■ STATED GOAL
Pull out every line with the word "glace".

>>>

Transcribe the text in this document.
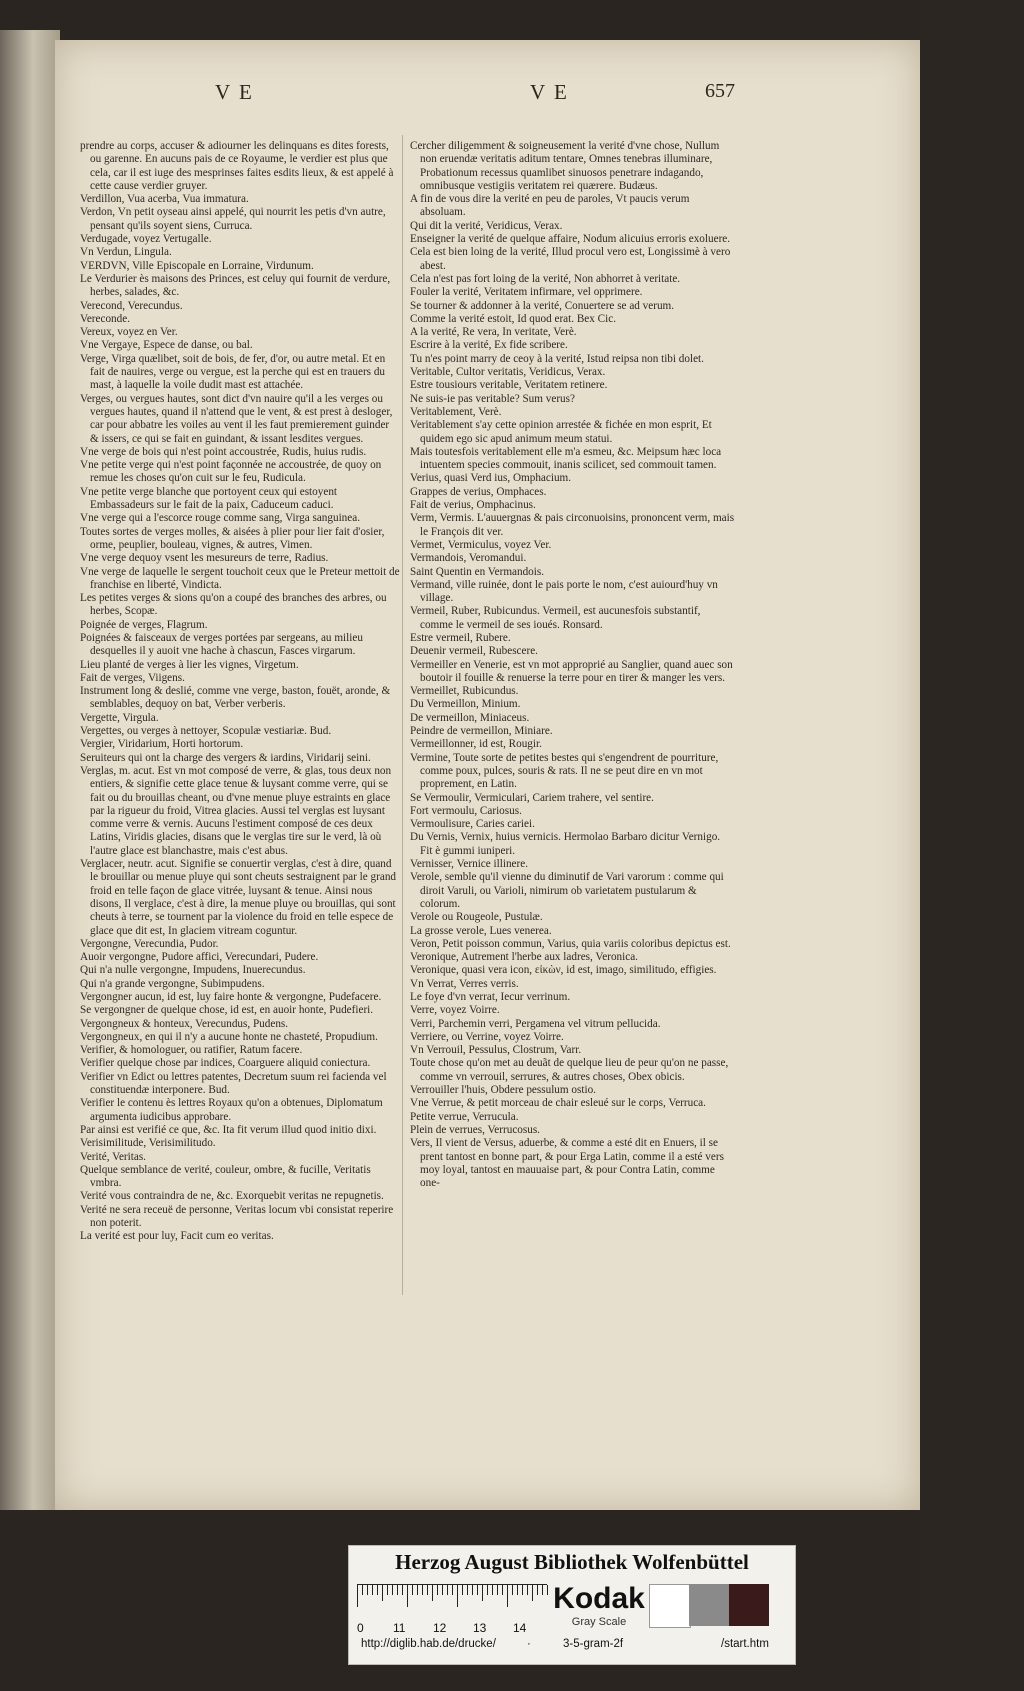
V E	V E	657

prendre au corps, accuser & adiourner les delinquans es dites forests, ou garenne. En aucuns pais de ce Royaume, le verdier est plus que cela, car il est iuge des mesprinses faites esdits lieux, & est appelé à cette cause verdier gruyer.

Verdillon, Vua acerba, Vua immatura.

Verdon, Vn petit oyseau ainsi appelé, qui nourrit les petis d'vn autre, pensant qu'ils soyent siens, Curruca.

Verdugade, voyez Vertugalle.

Vn Verdun, Lingula.

VERDVN, Ville Episcopale en Lorraine, Virdunum.

Le Verdurier ès maisons des Princes, est celuy qui fournit de verdure, herbes, salades, &c.

Verecond, Verecundus.

Vereconde.

Vereux, voyez en Ver.

Vne Vergaye, Espece de danse, ou bal.

Verge, Virga quælibet, soit de bois, de fer, d'or, ou autre metal. Et en fait de nauires, verge ou vergue, est la perche qui est en trauers du mast, à laquelle la voile dudit mast est attachée.

Verges, ou vergues hautes, sont dict d'vn nauire qu'il a les verges ou vergues hautes, quand il n'attend que le vent, & est prest à desloger, car pour abbatre les voiles au vent il les faut premierement guinder & issers, ce qui se fait en guindant, & issant lesdites vergues.

Vne verge de bois qui n'est point accoustrée, Rudis, huius rudis.

Vne petite verge qui n'est point façonnée ne accoustrée, de quoy on remue les choses qu'on cuit sur le feu, Rudicula.

Vne petite verge blanche que portoyent ceux qui estoyent Embassadeurs sur le fait de la paix, Caduceum caduci.

Vne verge qui a l'escorce rouge comme sang, Virga sanguinea.

Toutes sortes de verges molles, & aisées à plier pour lier fait d'osier, orme, peuplier, bouleau, vignes, & autres, Vimen.

Vne verge dequoy vsent les mesureurs de terre, Radius.

Vne verge de laquelle le sergent touchoit ceux que le Preteur mettoit de franchise en liberté, Vindicta.

Les petites verges & sions qu'on a coupé des branches des arbres, ou herbes, Scopæ.

Poignée de verges, Flagrum.

Poignées & faisceaux de verges portées par sergeans, au milieu desquelles il y auoit vne hache à chascun, Fasces virgarum.

Lieu planté de verges à lier les vignes, Virgetum.

Fait de verges, Viigens.

Instrument long & deslié, comme vne verge, baston, fouët, aronde, & semblables, dequoy on bat, Verber verberis.

Vergette, Virgula.

Vergettes, ou verges à nettoyer, Scopulæ vestiariæ. Bud.

Vergier, Viridarium, Horti hortorum.

Seruiteurs qui ont la charge des vergers & iardins, Viridarij seini.

Verglas, m. acut. Est vn mot composé de verre, & glas, tous deux non entiers, & signifie cette glace tenue & luysant comme verre, qui se fait ou du brouillas cheant, ou d'vne menue pluye estraints en glace par la rigueur du froid, Vitrea glacies. Aussi tel verglas est luysant comme verre & vernis. Aucuns l'estiment composé de ces deux Latins, Viridis glacies, disans que le verglas tire sur le verd, là où l'autre glace est blanchastre, mais c'est abus.

Verglacer, neutr. acut. Signifie se conuertir verglas, c'est à dire, quand le brouillar ou menue pluye qui sont cheuts sestraignent par le grand froid en telle façon de glace vitrée, luysant & tenue. Ainsi nous disons, Il verglace, c'est à dire, la menue pluye ou brouillas, qui sont cheuts à terre, se tournent par la violence du froid en telle espece de glace que dit est, In glaciem vitream coguntur.

Vergongne, Verecundia, Pudor.

Auoir vergongne, Pudore affici, Verecundari, Pudere.

Qui n'a nulle vergongne, Impudens, Inuerecundus.

Qui n'a grande vergongne, Subimpudens.

Vergongner aucun, id est, luy faire honte & vergongne, Pudefacere.

Se vergongner de quelque chose, id est, en auoir honte, Pudefieri.

Vergongneux & honteux, Verecundus, Pudens.

Vergongneux, en qui il n'y a aucune honte ne chasteté, Propudium.

Verifier, & homologuer, ou ratifier, Ratum facere.

Verifier quelque chose par indices, Coarguere aliquid coniectura.

Verifier vn Edict ou lettres patentes, Decretum suum rei facienda vel constituendæ interponere. Bud.

Verifier le contenu ès lettres Royaux qu'on a obtenues, Diplomatum argumenta iudicibus approbare.

Par ainsi est verifié ce que, &c. Ita fit verum illud quod initio dixi.

Verisimilitude, Verisimilitudo.

Verité, Veritas.

Quelque semblance de verité, couleur, ombre, & fucille, Veritatis vmbra.

Verité vous contraindra de ne, &c. Exorquebit veritas ne repugnetis.

Verité ne sera receuë de personne, Veritas locum vbi consistat reperire non poterit.

La verité est pour luy, Facit cum eo veritas.

Cercher diligemment & soigneusement la verité d'vne chose, Nullum non eruendæ veritatis aditum tentare, Omnes tenebras illuminare, Probationum recessus quamlibet sinuosos penetrare indagando, omnibusque vestigiis veritatem rei quærere. Budæus.

A fin de vous dire la verité en peu de paroles, Vt paucis verum absoluam.

Qui dit la verité, Veridicus, Verax.

Enseigner la verité de quelque affaire, Nodum alicuius erroris exoluere.

Cela est bien loing de la verité, Illud procul vero est, Longissimè à vero abest.

Cela n'est pas fort loing de la verité, Non abhorret à veritate.

Fouler la verité, Veritatem infirmare, vel opprimere.

Se tourner & addonner à la verité, Conuertere se ad verum.

Comme la verité estoit, Id quod erat. Bex Cic.

A la verité, Re vera, In veritate, Verè.

Escrire à la verité, Ex fide scribere.

Tu n'es point marry de ceoy à la verité, Istud reipsa non tibi dolet.

Veritable, Cultor veritatis, Veridicus, Verax.

Estre tousiours veritable, Veritatem retinere.

Ne suis-ie pas veritable? Sum verus?

Veritablement, Verè.

Veritablement s'ay cette opinion arrestée & fichée en mon esprit, Et quidem ego sic apud animum meum statui.

Mais toutesfois veritablement elle m'a esmeu, &c. Meipsum hæc loca intuentem species commouit, inanis scilicet, sed commouit tamen.

Verius, quasi Verd ius, Omphacium.

Grappes de verius, Omphaces.

Fait de verius, Omphacinus.

Verm, Vermis. L'auuergnas & pais circonuoisins, prononcent verm, mais le François dit ver.

Vermet, Vermiculus, voyez Ver.

Vermandois, Veromandui.

Saint Quentin en Vermandois.

Vermand, ville ruinée, dont le pais porte le nom, c'est auiourd'huy vn village.

Vermeil, Ruber, Rubicundus. Vermeil, est aucunesfois substantif, comme le vermeil de ses ioués. Ronsard.

Estre vermeil, Rubere.

Deuenir vermeil, Rubescere.

Vermeiller en Venerie, est vn mot approprié au Sanglier, quand auec son boutoir il fouille & renuerse la terre pour en tirer & manger les vers.

Vermeillet, Rubicundus.

Du Vermeillon, Minium.

De vermeillon, Miniaceus.

Peindre de vermeillon, Miniare.

Vermeillonner, id est, Rougir.

Vermine, Toute sorte de petites bestes qui s'engendrent de pourriture, comme poux, pulces, souris & rats. Il ne se peut dire en vn mot proprement, en Latin.

Se Vermoulir, Vermiculari, Cariem trahere, vel sentire.

Fort vermoulu, Cariosus.

Vermoulisure, Caries cariei.

Du Vernis, Vernix, huius vernicis. Hermolao Barbaro dicitur Vernigo. Fit è gummi iuniperi.

Vernisser, Vernice illinere.

Verole, semble qu'il vienne du diminutif de Vari varorum : comme qui diroit Varuli, ou Varioli, nimirum ob varietatem pustularum & colorum.

Verole ou Rougeole, Pustulæ.

La grosse verole, Lues venerea.

Veron, Petit poisson commun, Varius, quia variis coloribus depictus est.

Veronique, Autrement l'herbe aux ladres, Veronica.

Veronique, quasi vera icon, εἰκὼν, id est, imago, similitudo, effigies.

Vn Verrat, Verres verris.

Le foye d'vn verrat, Iecur verrinum.

Verre, voyez Voirre.

Verri, Parchemin verri, Pergamena vel vitrum pellucida.

Verriere, ou Verrine, voyez Voirre.

Vn Verrouil, Pessulus, Clostrum, Varr.

Toute chose qu'on met au deuãt de quelque lieu de peur qu'on ne passe, comme vn verrouil, serrures, & autres choses, Obex obicis.

Verrouiller l'huis, Obdere pessulum ostio.

Vne Verrue, & petit morceau de chair esleué sur le corps, Verruca.

Petite verrue, Verrucula.

Plein de verrues, Verrucosus.

Vers, Il vient de Versus, aduerbe, & comme a esté dit en Enuers, il se prent tantost en bonne part, & pour Erga Latin, comme il a esté vers moy loyal, tantost en mauuaise part, & pour Contra Latin, comme one-

Herzog August Bibliothek Wolfenbüttel
0 11 12 13 14
Kodak
Gray Scale
http://diglib.hab.de/drucke/	·	3-5-gram-2f	/start.htm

<<<

■ THE ANSWER
Verglas, m. acut. Est vn mot composé de verre, & glas, tous deux non entiers, & signifie cette glace tenue & luysant comme verre, qui se fait ou du brouillas cheant, ou d'vne menue pluye estraints en glace par la rigueur du froid, Vitrea glacies. Aussi tel verglas est luysant comme verre & vernis. Aucuns l'estiment composé de ces deux Latins, Viridis glacies, disans que le verglas tire sur le verd, là où l'autre glace est blanchastre, mais c'est abus.
Verglacer, neutr. acut. Signifie se conuertir verglas, c'est à dire, quand le brouillar ou menue pluye qui sont cheuts sestraignent par le grand froid en telle façon de glace vitrée, luysant & tenue. Ainsi nous disons, Il verglace, c'est à dire, la menue pluye ou brouillas, qui sont cheuts à terre, se tournent par la violence du froid en telle espece de glace que dit est, In glaciem vitream coguntur.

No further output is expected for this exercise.